**Instructions for the task:** What follows is a listing. Return every line of it exactly.

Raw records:
..............................

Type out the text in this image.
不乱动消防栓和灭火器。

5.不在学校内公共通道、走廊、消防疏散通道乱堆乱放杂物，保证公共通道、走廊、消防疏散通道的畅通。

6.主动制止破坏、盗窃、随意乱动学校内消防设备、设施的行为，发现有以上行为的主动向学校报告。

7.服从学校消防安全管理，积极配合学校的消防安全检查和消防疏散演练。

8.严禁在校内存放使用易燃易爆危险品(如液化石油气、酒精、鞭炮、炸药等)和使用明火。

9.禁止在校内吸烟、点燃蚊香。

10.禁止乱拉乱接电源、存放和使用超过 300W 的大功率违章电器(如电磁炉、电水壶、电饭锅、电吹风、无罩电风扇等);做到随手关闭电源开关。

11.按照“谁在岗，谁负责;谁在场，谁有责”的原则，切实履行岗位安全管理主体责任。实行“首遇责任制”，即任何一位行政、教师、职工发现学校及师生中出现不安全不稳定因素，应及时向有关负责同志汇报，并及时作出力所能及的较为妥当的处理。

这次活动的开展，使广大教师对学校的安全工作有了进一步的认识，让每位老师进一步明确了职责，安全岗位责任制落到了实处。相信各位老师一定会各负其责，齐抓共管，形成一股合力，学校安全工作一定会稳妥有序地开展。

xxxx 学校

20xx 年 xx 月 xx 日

..............................

**Complete answer:**
Type out the text in this image.
不乱动消防栓和灭火器。

5.不在学校内公共通道、走廊、消防疏散通道乱堆乱放杂物，保证公共通道、走廊、消防疏散通道的畅通。

6.主动制止破坏、盗窃、随意乱动学校内消防设备、设施的行为，发现有以上行为的主动向学校报告。

7.服从学校消防安全管理，积极配合学校的消防安全检查和消防疏散演练。

8.严禁在校内存放使用易燃易爆危险品(如液化石油气、酒精、鞭炮、炸药等)和使用明火。

9.禁止在校内吸烟、点燃蚊香。

10.禁止乱拉乱接电源、存放和使用超过 300W 的大功率违章电器(如电磁炉、电水壶、电饭锅、电吹风、无罩电风扇等);做到随手关闭电源开关。

11.按照“谁在岗，谁负责;谁在场，谁有责”的原则，切实履行岗位安全管理主体责任。实行“首遇责任制”，即任何一位行政、教师、职工发现学校及师生中出现不安全不稳定因素，应及时向有关负责同志汇报，并及时作出力所能及的较为妥当的处理。

这次活动的开展，使广大教师对学校的安全工作有了进一步的认识，让每位老师进一步明确了职责，安全岗位责任制落到了实处。相信各位老师一定会各负其责，齐抓共管，形成一股合力，学校安全工作一定会稳妥有序地开展。

xxxx 学校

20xx 年 xx 月 xx 日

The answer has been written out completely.